# WHAT YOU NEED TO DO
Make an exact copy of all the records.

# INPUT RECORDS
__________
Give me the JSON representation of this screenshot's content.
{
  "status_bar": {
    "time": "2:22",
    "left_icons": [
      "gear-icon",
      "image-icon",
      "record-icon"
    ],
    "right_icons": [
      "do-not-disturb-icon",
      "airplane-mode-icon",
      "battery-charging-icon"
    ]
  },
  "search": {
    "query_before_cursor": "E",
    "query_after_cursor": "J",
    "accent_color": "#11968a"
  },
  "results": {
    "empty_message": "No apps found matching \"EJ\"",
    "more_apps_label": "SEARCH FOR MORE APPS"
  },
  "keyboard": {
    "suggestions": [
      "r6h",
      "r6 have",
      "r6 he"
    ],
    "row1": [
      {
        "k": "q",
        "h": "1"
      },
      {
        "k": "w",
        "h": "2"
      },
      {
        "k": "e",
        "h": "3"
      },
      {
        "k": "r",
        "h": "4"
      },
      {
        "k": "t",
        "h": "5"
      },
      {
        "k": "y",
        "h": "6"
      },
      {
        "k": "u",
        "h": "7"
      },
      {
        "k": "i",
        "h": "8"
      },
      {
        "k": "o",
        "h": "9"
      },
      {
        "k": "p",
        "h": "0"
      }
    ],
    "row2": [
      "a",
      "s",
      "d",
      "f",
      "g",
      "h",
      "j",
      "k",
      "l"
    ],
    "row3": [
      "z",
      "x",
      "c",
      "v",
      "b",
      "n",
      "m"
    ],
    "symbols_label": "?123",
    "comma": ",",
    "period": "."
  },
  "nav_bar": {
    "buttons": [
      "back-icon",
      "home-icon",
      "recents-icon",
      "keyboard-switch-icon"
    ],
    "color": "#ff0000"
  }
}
__________
# SOLUTION TO THE EXERCISE
Give me the JSON representation of this screenshot's content.
{
  "status_bar": {
    "time": "2:22",
    "left_icons": [
      "gear-icon",
      "image-icon",
      "record-icon"
    ],
    "right_icons": [
      "do-not-disturb-icon",
      "airplane-mode-icon",
      "battery-charging-icon"
    ]
  },
  "search": {
    "query_before_cursor": "E",
    "query_after_cursor": "J",
    "accent_color": "#11968a"
  },
  "results": {
    "empty_message": "No apps found matching \"EJ\"",
    "more_apps_label": "SEARCH FOR MORE APPS"
  },
  "keyboard": {
    "suggestions": [
      "r6h",
      "r6 have",
      "r6 he"
    ],
    "row1": [
      {
        "k": "q",
        "h": "1"
      },
      {
        "k": "w",
        "h": "2"
      },
      {
        "k": "e",
        "h": "3"
      },
      {
        "k": "r",
        "h": "4"
      },
      {
        "k": "t",
        "h": "5"
      },
      {
        "k": "y",
        "h": "6"
      },
      {
        "k": "u",
        "h": "7"
      },
      {
        "k": "i",
        "h": "8"
      },
      {
        "k": "o",
        "h": "9"
      },
      {
        "k": "p",
        "h": "0"
      }
    ],
    "row2": [
      "a",
      "s",
      "d",
      "f",
      "g",
      "h",
      "j",
      "k",
      "l"
    ],
    "row3": [
      "z",
      "x",
      "c",
      "v",
      "b",
      "n",
      "m"
    ],
    "symbols_label": "?123",
    "comma": ",",
    "period": "."
  },
  "nav_bar": {
    "buttons": [
      "back-icon",
      "home-icon",
      "recents-icon",
      "keyboard-switch-icon"
    ],
    "color": "#ff0000"
  }
}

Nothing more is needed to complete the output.